[Records from a data collection]
[Start]
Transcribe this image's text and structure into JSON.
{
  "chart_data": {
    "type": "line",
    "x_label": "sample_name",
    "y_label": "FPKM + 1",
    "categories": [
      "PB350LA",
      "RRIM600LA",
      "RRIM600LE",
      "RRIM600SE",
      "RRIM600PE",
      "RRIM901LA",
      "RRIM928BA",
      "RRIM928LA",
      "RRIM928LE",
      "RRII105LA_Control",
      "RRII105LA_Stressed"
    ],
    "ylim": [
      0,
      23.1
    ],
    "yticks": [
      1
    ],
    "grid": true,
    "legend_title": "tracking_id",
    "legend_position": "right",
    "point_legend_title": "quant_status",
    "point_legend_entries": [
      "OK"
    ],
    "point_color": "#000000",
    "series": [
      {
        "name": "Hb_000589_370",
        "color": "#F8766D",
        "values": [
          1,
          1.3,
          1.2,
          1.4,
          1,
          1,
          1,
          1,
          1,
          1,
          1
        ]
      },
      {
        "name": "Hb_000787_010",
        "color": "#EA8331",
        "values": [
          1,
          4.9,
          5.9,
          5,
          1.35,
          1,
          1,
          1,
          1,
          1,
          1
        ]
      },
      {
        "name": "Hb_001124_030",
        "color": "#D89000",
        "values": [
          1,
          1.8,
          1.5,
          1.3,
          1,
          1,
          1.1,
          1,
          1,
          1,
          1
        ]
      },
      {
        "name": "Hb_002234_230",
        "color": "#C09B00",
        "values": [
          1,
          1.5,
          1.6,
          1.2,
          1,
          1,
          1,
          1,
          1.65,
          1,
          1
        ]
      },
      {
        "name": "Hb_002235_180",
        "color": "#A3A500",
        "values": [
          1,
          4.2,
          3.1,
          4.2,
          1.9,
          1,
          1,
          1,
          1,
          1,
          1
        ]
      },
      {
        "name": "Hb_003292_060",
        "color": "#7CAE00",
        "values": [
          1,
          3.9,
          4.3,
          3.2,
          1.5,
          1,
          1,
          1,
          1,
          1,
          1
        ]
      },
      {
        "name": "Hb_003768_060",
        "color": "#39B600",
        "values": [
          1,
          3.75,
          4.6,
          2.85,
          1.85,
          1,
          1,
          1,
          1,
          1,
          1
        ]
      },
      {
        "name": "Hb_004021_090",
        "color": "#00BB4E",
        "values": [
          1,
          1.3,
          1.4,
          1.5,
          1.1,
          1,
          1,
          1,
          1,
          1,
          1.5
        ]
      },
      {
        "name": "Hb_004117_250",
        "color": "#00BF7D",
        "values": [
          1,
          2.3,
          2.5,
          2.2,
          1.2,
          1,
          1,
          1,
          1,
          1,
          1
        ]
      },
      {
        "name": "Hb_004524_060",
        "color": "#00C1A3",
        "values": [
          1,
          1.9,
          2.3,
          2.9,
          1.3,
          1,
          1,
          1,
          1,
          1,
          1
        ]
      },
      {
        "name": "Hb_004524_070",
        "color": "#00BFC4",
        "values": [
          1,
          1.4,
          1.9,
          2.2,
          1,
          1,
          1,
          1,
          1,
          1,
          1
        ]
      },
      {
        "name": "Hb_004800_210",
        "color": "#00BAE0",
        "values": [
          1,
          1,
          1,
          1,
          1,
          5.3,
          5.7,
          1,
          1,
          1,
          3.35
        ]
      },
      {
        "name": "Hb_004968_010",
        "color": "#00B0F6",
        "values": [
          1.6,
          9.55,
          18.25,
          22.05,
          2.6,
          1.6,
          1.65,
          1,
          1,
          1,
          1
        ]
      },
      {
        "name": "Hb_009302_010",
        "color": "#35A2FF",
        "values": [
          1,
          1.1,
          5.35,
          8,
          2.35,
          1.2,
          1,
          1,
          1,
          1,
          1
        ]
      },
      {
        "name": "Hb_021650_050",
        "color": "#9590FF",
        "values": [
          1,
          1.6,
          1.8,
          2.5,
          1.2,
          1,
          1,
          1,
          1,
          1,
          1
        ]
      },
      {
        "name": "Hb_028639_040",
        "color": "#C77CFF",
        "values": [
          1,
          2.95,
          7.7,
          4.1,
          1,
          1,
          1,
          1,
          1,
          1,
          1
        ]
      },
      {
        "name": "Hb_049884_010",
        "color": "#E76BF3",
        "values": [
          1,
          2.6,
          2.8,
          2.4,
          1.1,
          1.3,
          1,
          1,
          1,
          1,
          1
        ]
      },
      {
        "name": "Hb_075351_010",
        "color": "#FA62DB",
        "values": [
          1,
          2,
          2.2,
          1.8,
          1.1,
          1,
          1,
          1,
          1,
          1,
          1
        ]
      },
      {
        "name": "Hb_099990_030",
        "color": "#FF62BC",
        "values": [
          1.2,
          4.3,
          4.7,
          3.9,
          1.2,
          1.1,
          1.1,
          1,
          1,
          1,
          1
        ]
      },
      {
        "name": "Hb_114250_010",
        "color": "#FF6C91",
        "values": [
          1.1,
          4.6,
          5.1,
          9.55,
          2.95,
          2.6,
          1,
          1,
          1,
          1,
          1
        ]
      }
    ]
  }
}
[End]
- Exercise aim
Copy the material above, line for line.

- Worked answer
Transcribe this image's text and structure into JSON.
{
  "chart_data": {
    "type": "line",
    "x_label": "sample_name",
    "y_label": "FPKM + 1",
    "categories": [
      "PB350LA",
      "RRIM600LA",
      "RRIM600LE",
      "RRIM600SE",
      "RRIM600PE",
      "RRIM901LA",
      "RRIM928BA",
      "RRIM928LA",
      "RRIM928LE",
      "RRII105LA_Control",
      "RRII105LA_Stressed"
    ],
    "ylim": [
      0,
      23.1
    ],
    "yticks": [
      1
    ],
    "grid": true,
    "legend_title": "tracking_id",
    "legend_position": "right",
    "point_legend_title": "quant_status",
    "point_legend_entries": [
      "OK"
    ],
    "point_color": "#000000",
    "series": [
      {
        "name": "Hb_000589_370",
        "color": "#F8766D",
        "values": [
          1,
          1.3,
          1.2,
          1.4,
          1,
          1,
          1,
          1,
          1,
          1,
          1
        ]
      },
      {
        "name": "Hb_000787_010",
        "color": "#EA8331",
        "values": [
          1,
          4.9,
          5.9,
          5,
          1.35,
          1,
          1,
          1,
          1,
          1,
          1
        ]
      },
      {
        "name": "Hb_001124_030",
        "color": "#D89000",
        "values": [
          1,
          1.8,
          1.5,
          1.3,
          1,
          1,
          1.1,
          1,
          1,
          1,
          1
        ]
      },
      {
        "name": "Hb_002234_230",
        "color": "#C09B00",
        "values": [
          1,
          1.5,
          1.6,
          1.2,
          1,
          1,
          1,
          1,
          1.65,
          1,
          1
        ]
      },
      {
        "name": "Hb_002235_180",
        "color": "#A3A500",
        "values": [
          1,
          4.2,
          3.1,
          4.2,
          1.9,
          1,
          1,
          1,
          1,
          1,
          1
        ]
      },
      {
        "name": "Hb_003292_060",
        "color": "#7CAE00",
        "values": [
          1,
          3.9,
          4.3,
          3.2,
          1.5,
          1,
          1,
          1,
          1,
          1,
          1
        ]
      },
      {
        "name": "Hb_003768_060",
        "color": "#39B600",
        "values": [
          1,
          3.75,
          4.6,
          2.85,
          1.85,
          1,
          1,
          1,
          1,
          1,
          1
        ]
      },
      {
        "name": "Hb_004021_090",
        "color": "#00BB4E",
        "values": [
          1,
          1.3,
          1.4,
          1.5,
          1.1,
          1,
          1,
          1,
          1,
          1,
          1.5
        ]
      },
      {
        "name": "Hb_004117_250",
        "color": "#00BF7D",
        "values": [
          1,
          2.3,
          2.5,
          2.2,
          1.2,
          1,
          1,
          1,
          1,
          1,
          1
        ]
      },
      {
        "name": "Hb_004524_060",
        "color": "#00C1A3",
        "values": [
          1,
          1.9,
          2.3,
          2.9,
          1.3,
          1,
          1,
          1,
          1,
          1,
          1
        ]
      },
      {
        "name": "Hb_004524_070",
        "color": "#00BFC4",
        "values": [
          1,
          1.4,
          1.9,
          2.2,
          1,
          1,
          1,
          1,
          1,
          1,
          1
        ]
      },
      {
        "name": "Hb_004800_210",
        "color": "#00BAE0",
        "values": [
          1,
          1,
          1,
          1,
          1,
          5.3,
          5.7,
          1,
          1,
          1,
          3.35
        ]
      },
      {
        "name": "Hb_004968_010",
        "color": "#00B0F6",
        "values": [
          1.6,
          9.55,
          18.25,
          22.05,
          2.6,
          1.6,
          1.65,
          1,
          1,
          1,
          1
        ]
      },
      {
        "name": "Hb_009302_010",
        "color": "#35A2FF",
        "values": [
          1,
          1.1,
          5.35,
          8,
          2.35,
          1.2,
          1,
          1,
          1,
          1,
          1
        ]
      },
      {
        "name": "Hb_021650_050",
        "color": "#9590FF",
        "values": [
          1,
          1.6,
          1.8,
          2.5,
          1.2,
          1,
          1,
          1,
          1,
          1,
          1
        ]
      },
      {
        "name": "Hb_028639_040",
        "color": "#C77CFF",
        "values": [
          1,
          2.95,
          7.7,
          4.1,
          1,
          1,
          1,
          1,
          1,
          1,
          1
        ]
      },
      {
        "name": "Hb_049884_010",
        "color": "#E76BF3",
        "values": [
          1,
          2.6,
          2.8,
          2.4,
          1.1,
          1.3,
          1,
          1,
          1,
          1,
          1
        ]
      },
      {
        "name": "Hb_075351_010",
        "color": "#FA62DB",
        "values": [
          1,
          2,
          2.2,
          1.8,
          1.1,
          1,
          1,
          1,
          1,
          1,
          1
        ]
      },
      {
        "name": "Hb_099990_030",
        "color": "#FF62BC",
        "values": [
          1.2,
          4.3,
          4.7,
          3.9,
          1.2,
          1.1,
          1.1,
          1,
          1,
          1,
          1
        ]
      },
      {
        "name": "Hb_114250_010",
        "color": "#FF6C91",
        "values": [
          1.1,
          4.6,
          5.1,
          9.55,
          2.95,
          2.6,
          1,
          1,
          1,
          1,
          1
        ]
      }
    ]
  }
}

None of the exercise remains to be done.